#### [INPUT FOR THIS TASK]
■ ■ ■ ■ ■ ■ ■
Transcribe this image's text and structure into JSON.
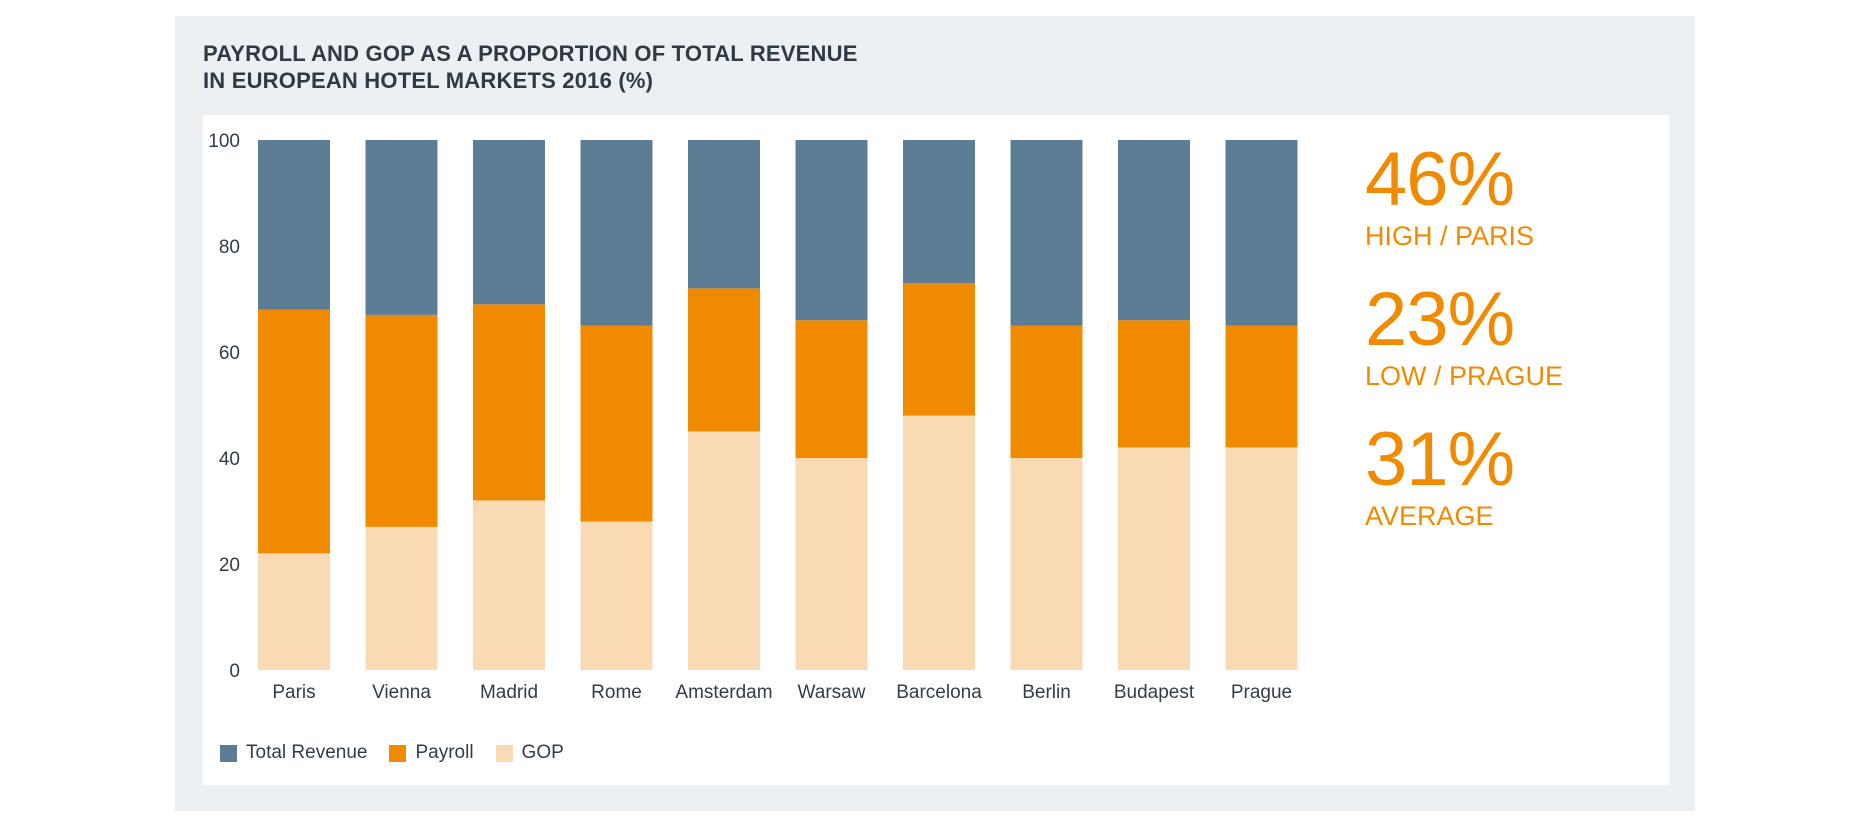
{
  "title_line1": "PAYROLL AND GOP AS A PROPORTION OF TOTAL REVENUE",
  "title_line2": "IN EUROPEAN HOTEL MARKETS 2016 (%)",
  "colors": {
    "panel_bg": "#edf0f3",
    "total_revenue": "#5d7d94",
    "payroll": "#f08a00",
    "gop": "#f9dab3",
    "accent": "#f08a00",
    "text": "#333d46"
  },
  "stats": [
    {
      "value": "46%",
      "label": "HIGH / PARIS"
    },
    {
      "value": "23%",
      "label": "LOW / PRAGUE"
    },
    {
      "value": "31%",
      "label": "AVERAGE"
    }
  ],
  "legend": [
    {
      "label": "Total Revenue",
      "color": "#5d7d94"
    },
    {
      "label": "Payroll",
      "color": "#f08a00"
    },
    {
      "label": "GOP",
      "color": "#f9dab3"
    }
  ],
  "chart_data": {
    "type": "bar",
    "stacked": true,
    "title": "PAYROLL AND GOP AS A PROPORTION OF TOTAL REVENUE IN EUROPEAN HOTEL MARKETS 2016 (%)",
    "categories": [
      "Paris",
      "Vienna",
      "Madrid",
      "Rome",
      "Amsterdam",
      "Warsaw",
      "Barcelona",
      "Berlin",
      "Budapest",
      "Prague"
    ],
    "series": [
      {
        "name": "GOP",
        "values": [
          22,
          27,
          32,
          28,
          45,
          40,
          48,
          40,
          42,
          42
        ]
      },
      {
        "name": "Payroll",
        "values": [
          46,
          40,
          37,
          37,
          27,
          26,
          25,
          25,
          24,
          23
        ]
      },
      {
        "name": "Total Revenue",
        "values": [
          32,
          33,
          31,
          35,
          28,
          34,
          27,
          35,
          34,
          35
        ]
      }
    ],
    "ylim": [
      0,
      100
    ],
    "yticks": [
      0,
      20,
      40,
      60,
      80,
      100
    ],
    "grid": false,
    "legend_position": "bottom-left"
  }
}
■ ■ ■ ■ ■ ■ ■
#### [EXERCISE DIRECTIONS]
Track down every line of the material containing the string "label", and copy it.

#### [OUTPUT BELOW]
      "label": "HIGH / PARIS"
      "label": "LOW / PRAGUE"
      "label": "AVERAGE"
      "label": "Total Revenue",
      "label": "Payroll",
      "label": "GOP",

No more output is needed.